Dataset rows:
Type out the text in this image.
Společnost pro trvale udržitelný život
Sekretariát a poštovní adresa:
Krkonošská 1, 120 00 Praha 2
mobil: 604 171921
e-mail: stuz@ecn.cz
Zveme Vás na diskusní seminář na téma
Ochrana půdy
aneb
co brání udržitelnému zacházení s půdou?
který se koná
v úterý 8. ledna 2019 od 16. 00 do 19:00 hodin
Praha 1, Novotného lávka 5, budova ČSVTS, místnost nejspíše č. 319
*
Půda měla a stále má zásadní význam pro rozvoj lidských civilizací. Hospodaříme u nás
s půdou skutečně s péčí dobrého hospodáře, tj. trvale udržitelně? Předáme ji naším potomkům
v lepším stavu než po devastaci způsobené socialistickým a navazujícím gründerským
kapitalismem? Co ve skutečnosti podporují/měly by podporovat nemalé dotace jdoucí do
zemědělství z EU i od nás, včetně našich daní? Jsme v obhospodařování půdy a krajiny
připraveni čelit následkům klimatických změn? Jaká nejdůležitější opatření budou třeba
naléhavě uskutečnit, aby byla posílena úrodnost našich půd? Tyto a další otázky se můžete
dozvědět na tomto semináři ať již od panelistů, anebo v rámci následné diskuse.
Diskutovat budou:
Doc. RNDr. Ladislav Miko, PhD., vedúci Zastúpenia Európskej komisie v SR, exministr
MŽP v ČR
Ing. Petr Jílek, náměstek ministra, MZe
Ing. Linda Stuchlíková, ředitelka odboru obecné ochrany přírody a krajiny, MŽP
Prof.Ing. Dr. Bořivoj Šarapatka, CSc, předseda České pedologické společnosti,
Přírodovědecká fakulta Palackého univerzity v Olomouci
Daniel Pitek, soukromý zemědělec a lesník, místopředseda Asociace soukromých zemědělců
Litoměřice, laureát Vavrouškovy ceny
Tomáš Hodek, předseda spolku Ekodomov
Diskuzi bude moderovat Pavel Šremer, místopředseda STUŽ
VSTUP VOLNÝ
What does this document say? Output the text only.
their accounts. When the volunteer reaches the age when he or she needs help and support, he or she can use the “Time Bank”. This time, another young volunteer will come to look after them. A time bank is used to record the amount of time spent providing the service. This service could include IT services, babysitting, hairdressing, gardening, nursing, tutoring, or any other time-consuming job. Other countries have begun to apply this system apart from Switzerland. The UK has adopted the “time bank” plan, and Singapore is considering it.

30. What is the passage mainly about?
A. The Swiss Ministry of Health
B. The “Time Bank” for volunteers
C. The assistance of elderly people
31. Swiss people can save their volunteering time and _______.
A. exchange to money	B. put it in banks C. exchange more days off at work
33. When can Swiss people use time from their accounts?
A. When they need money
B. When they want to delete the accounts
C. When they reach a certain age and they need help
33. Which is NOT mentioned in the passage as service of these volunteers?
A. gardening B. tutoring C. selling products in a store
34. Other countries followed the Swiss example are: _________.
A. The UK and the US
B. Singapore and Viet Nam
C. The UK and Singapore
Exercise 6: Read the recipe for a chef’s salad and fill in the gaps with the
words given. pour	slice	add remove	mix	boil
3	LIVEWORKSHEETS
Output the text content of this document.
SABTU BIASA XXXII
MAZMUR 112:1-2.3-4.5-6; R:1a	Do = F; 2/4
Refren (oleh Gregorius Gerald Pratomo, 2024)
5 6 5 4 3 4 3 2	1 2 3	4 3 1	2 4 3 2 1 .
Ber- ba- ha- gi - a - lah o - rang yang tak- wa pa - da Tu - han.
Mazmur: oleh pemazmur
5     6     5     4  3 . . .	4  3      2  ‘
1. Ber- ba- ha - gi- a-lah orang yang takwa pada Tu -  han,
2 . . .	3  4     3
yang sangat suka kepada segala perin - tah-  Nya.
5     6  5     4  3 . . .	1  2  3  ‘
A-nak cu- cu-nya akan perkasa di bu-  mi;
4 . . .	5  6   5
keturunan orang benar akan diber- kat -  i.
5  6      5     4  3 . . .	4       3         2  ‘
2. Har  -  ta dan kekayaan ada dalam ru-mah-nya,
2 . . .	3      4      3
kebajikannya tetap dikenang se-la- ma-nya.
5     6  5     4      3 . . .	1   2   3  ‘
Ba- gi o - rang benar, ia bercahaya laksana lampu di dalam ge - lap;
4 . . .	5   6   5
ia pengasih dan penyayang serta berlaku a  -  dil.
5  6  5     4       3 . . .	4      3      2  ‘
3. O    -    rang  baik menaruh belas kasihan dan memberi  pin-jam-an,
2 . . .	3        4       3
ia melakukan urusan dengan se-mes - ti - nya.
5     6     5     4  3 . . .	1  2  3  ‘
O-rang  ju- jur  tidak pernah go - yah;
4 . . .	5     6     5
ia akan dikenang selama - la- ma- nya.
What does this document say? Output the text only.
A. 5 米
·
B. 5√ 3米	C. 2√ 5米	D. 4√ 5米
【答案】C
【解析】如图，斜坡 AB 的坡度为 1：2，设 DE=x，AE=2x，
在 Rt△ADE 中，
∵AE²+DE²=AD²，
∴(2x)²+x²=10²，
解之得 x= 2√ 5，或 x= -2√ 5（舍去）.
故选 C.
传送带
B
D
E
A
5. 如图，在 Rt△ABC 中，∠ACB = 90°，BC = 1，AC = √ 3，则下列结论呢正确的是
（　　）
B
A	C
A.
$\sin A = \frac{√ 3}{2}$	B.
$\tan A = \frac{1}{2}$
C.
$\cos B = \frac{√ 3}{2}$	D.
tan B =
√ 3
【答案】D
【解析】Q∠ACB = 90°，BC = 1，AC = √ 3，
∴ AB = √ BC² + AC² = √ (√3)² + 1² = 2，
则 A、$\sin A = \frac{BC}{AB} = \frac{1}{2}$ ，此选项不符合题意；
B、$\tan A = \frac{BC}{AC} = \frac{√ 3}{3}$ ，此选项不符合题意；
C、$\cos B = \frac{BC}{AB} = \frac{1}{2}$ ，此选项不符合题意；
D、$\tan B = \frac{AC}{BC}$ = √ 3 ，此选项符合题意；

• _Task requirements_:
Search the lines above for the string "frac", then show every one that has it.

• _Answer to the task_:
$\sin A = \frac{√ 3}{2}$	B.
$\tan A = \frac{1}{2}$
$\cos B = \frac{√ 3}{2}$	D.
则 A、$\sin A = \frac{BC}{AB} = \frac{1}{2}$ ，此选项不符合题意；
B、$\tan A = \frac{BC}{AC} = \frac{√ 3}{3}$ ，此选项不符合题意；
C、$\cos B = \frac{BC}{AB} = \frac{1}{2}$ ，此选项不符合题意；
D、$\tan B = \frac{AC}{BC}$ = √ 3 ，此选项符合题意；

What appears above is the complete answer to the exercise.